- _What is expected_: Below are some records; work out how many of their lines contain "Improved" and give the number only.

─── Given data ───

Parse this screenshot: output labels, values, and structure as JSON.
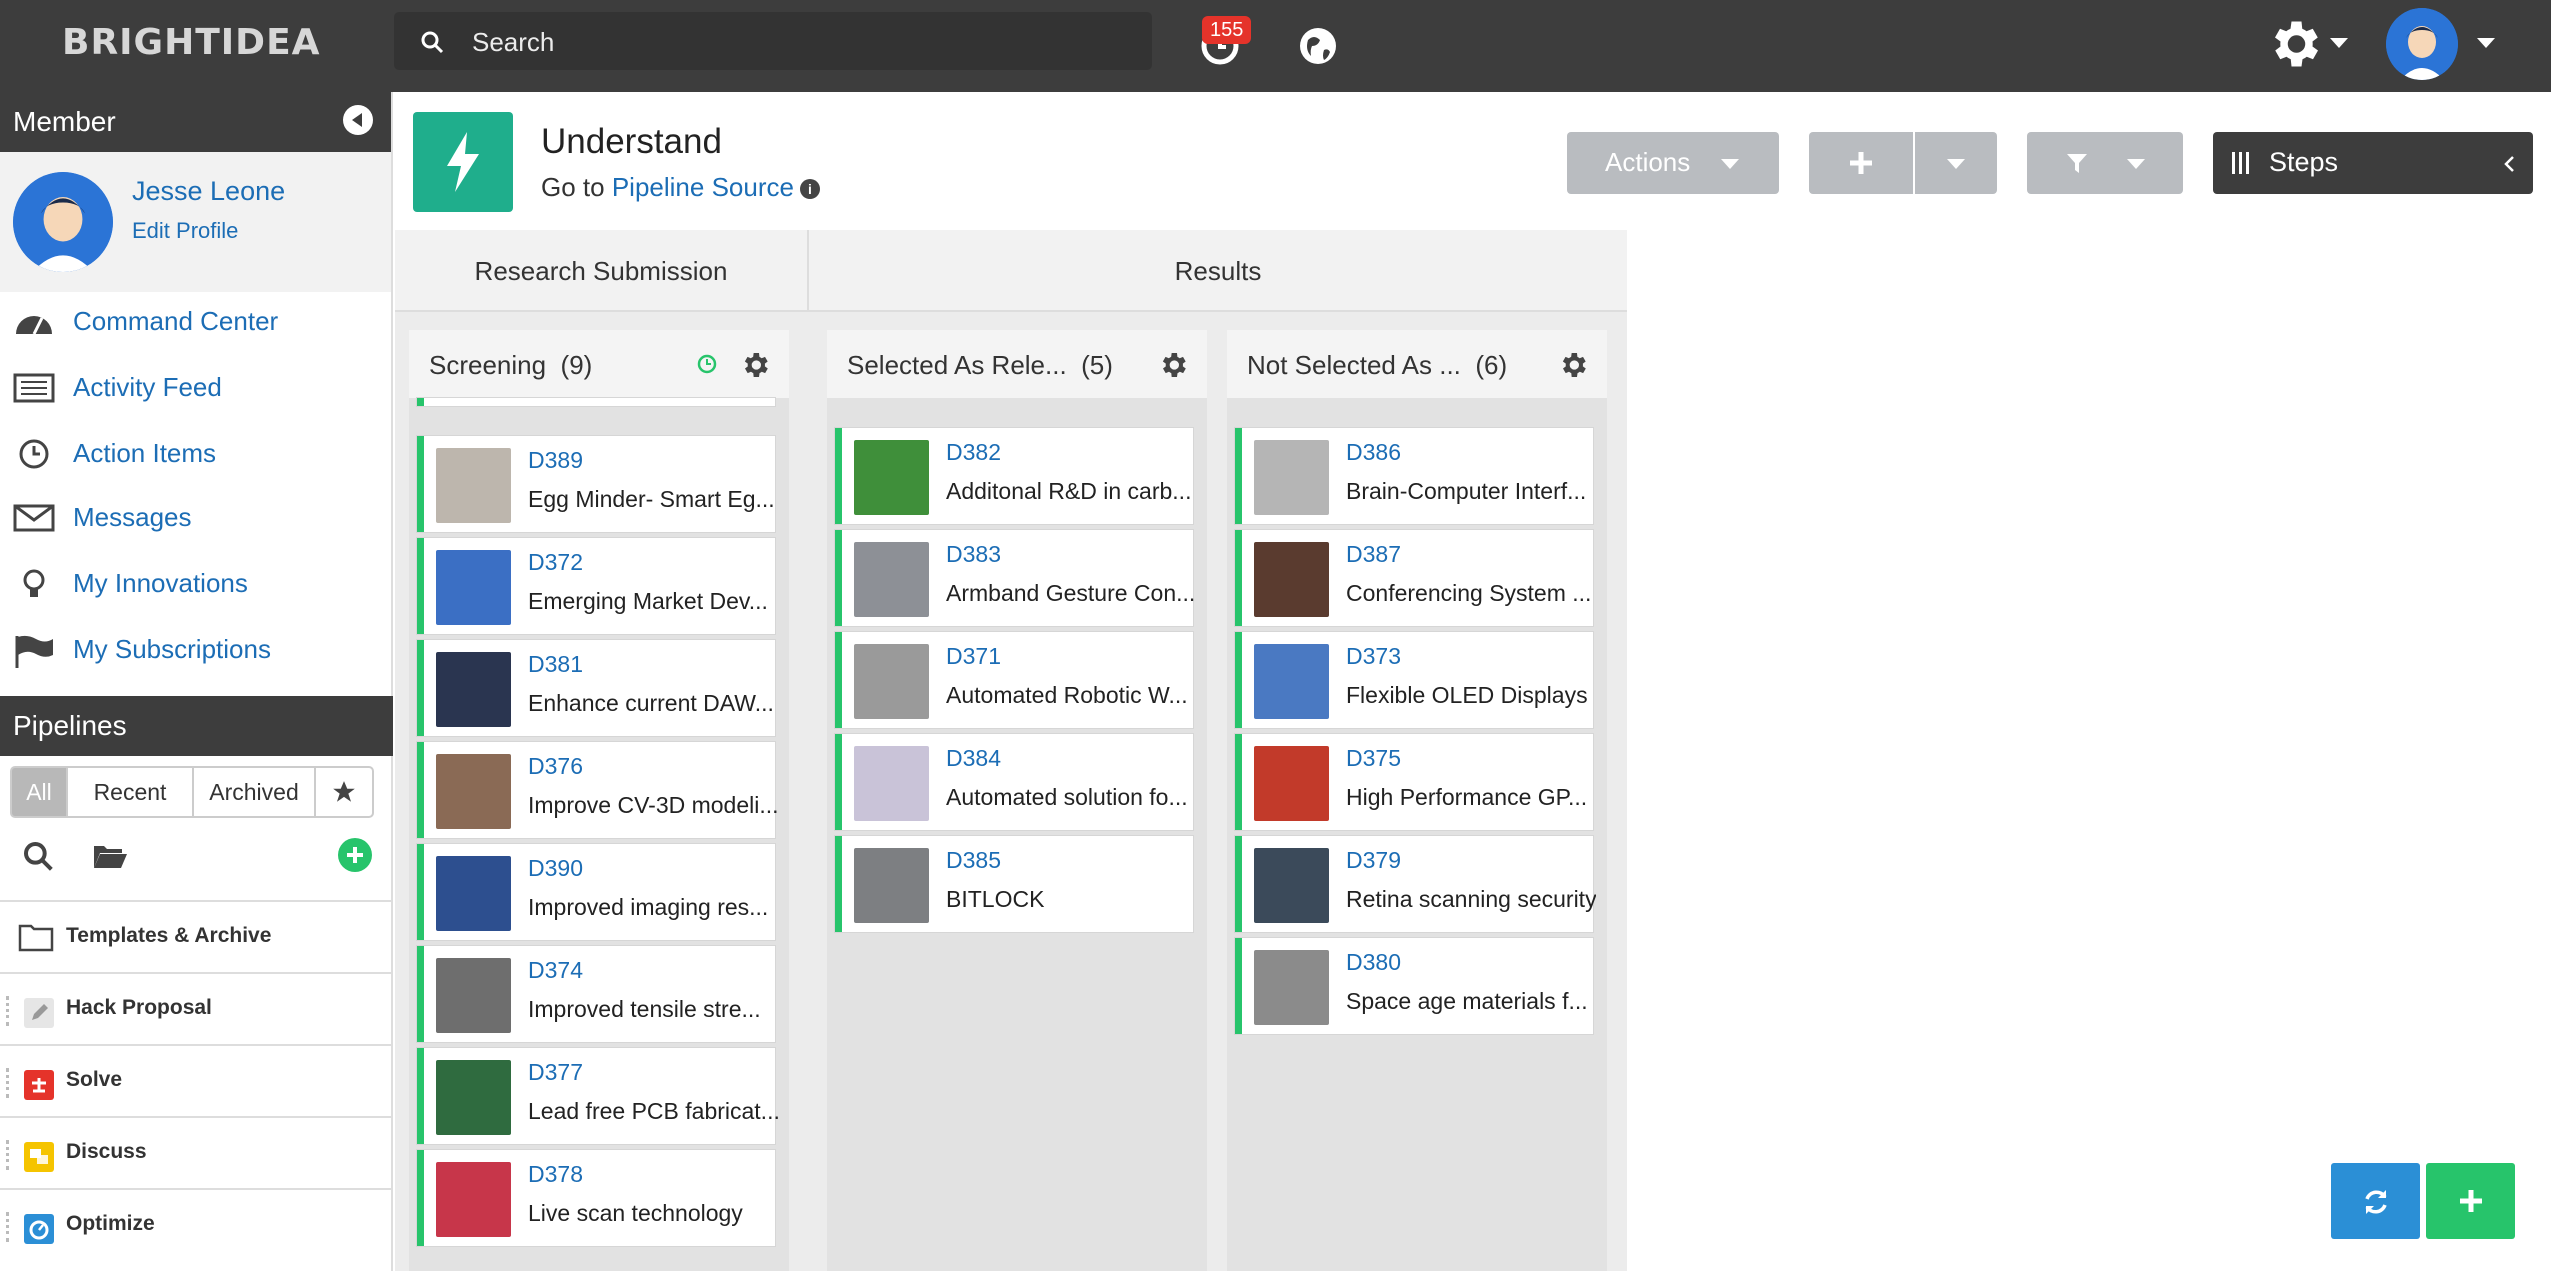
{
  "topbar": {
    "logo": "BRIGHTIDEA",
    "search_placeholder": "Search",
    "notification_count": "155"
  },
  "sidebar": {
    "member_heading": "Member",
    "user_name": "Jesse Leone",
    "edit_profile": "Edit Profile",
    "nav": [
      {
        "label": "Command Center",
        "icon": "dashboard-icon"
      },
      {
        "label": "Activity Feed",
        "icon": "list-icon"
      },
      {
        "label": "Action Items",
        "icon": "clock-icon"
      },
      {
        "label": "Messages",
        "icon": "envelope-icon"
      },
      {
        "label": "My Innovations",
        "icon": "lightbulb-icon"
      },
      {
        "label": "My Subscriptions",
        "icon": "flag-icon"
      }
    ],
    "pipelines_heading": "Pipelines",
    "filter_tabs": [
      "All",
      "Recent",
      "Archived"
    ],
    "templates_label": "Templates & Archive",
    "pipelines": [
      {
        "label": "Hack Proposal",
        "color": "#e6e6e6"
      },
      {
        "label": "Solve",
        "color": "#e5332a"
      },
      {
        "label": "Discuss",
        "color": "#f5c400"
      },
      {
        "label": "Optimize",
        "color": "#2b8fd6"
      }
    ]
  },
  "header": {
    "stage_title": "Understand",
    "goto_prefix": "Go to",
    "goto_link": "Pipeline Source",
    "actions_label": "Actions",
    "steps_label": "Steps"
  },
  "board": {
    "columns": [
      "Research Submission",
      "Results"
    ],
    "lanes": [
      {
        "title": "Screening",
        "count": "(9)",
        "cards": [
          {
            "id": "D389",
            "title": "Egg Minder- Smart Eg...",
            "thumb": "#bdb6ad"
          },
          {
            "id": "D372",
            "title": "Emerging Market Dev...",
            "thumb": "#3b6fc4"
          },
          {
            "id": "D381",
            "title": "Enhance current DAW...",
            "thumb": "#2a3550"
          },
          {
            "id": "D376",
            "title": "Improve CV-3D modeli...",
            "thumb": "#8a6a55"
          },
          {
            "id": "D390",
            "title": "Improved imaging res...",
            "thumb": "#2d4f8f"
          },
          {
            "id": "D374",
            "title": "Improved tensile stre...",
            "thumb": "#6e6e6e"
          },
          {
            "id": "D377",
            "title": "Lead free PCB fabricat...",
            "thumb": "#2f6b3f"
          },
          {
            "id": "D378",
            "title": "Live scan technology",
            "thumb": "#c7364a"
          }
        ]
      },
      {
        "title": "Selected As Rele...",
        "count": "(5)",
        "cards": [
          {
            "id": "D382",
            "title": "Additonal R&D in carb...",
            "thumb": "#3f8f3a"
          },
          {
            "id": "D383",
            "title": "Armband Gesture Con...",
            "thumb": "#8d9096"
          },
          {
            "id": "D371",
            "title": "Automated Robotic W...",
            "thumb": "#9a9a9a"
          },
          {
            "id": "D384",
            "title": "Automated solution fo...",
            "thumb": "#c9c3d8"
          },
          {
            "id": "D385",
            "title": "BITLOCK",
            "thumb": "#7d7f82"
          }
        ]
      },
      {
        "title": "Not Selected As ...",
        "count": "(6)",
        "cards": [
          {
            "id": "D386",
            "title": "Brain-Computer Interf...",
            "thumb": "#b5b5b5"
          },
          {
            "id": "D387",
            "title": "Conferencing System ...",
            "thumb": "#5a3b2f"
          },
          {
            "id": "D373",
            "title": "Flexible OLED Displays",
            "thumb": "#4a79c2"
          },
          {
            "id": "D375",
            "title": "High Performance GP...",
            "thumb": "#c23a2a"
          },
          {
            "id": "D379",
            "title": "Retina scanning security",
            "thumb": "#3b4a5a"
          },
          {
            "id": "D380",
            "title": "Space age materials f...",
            "thumb": "#8b8b8b"
          }
        ]
      }
    ]
  },
  "colors": {
    "accent_green": "#27c46b",
    "stage_teal": "#1fae8c",
    "link_blue": "#1c6db5",
    "dark_bar": "#3d3d3d"
  }
}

───

- _Task result_: 2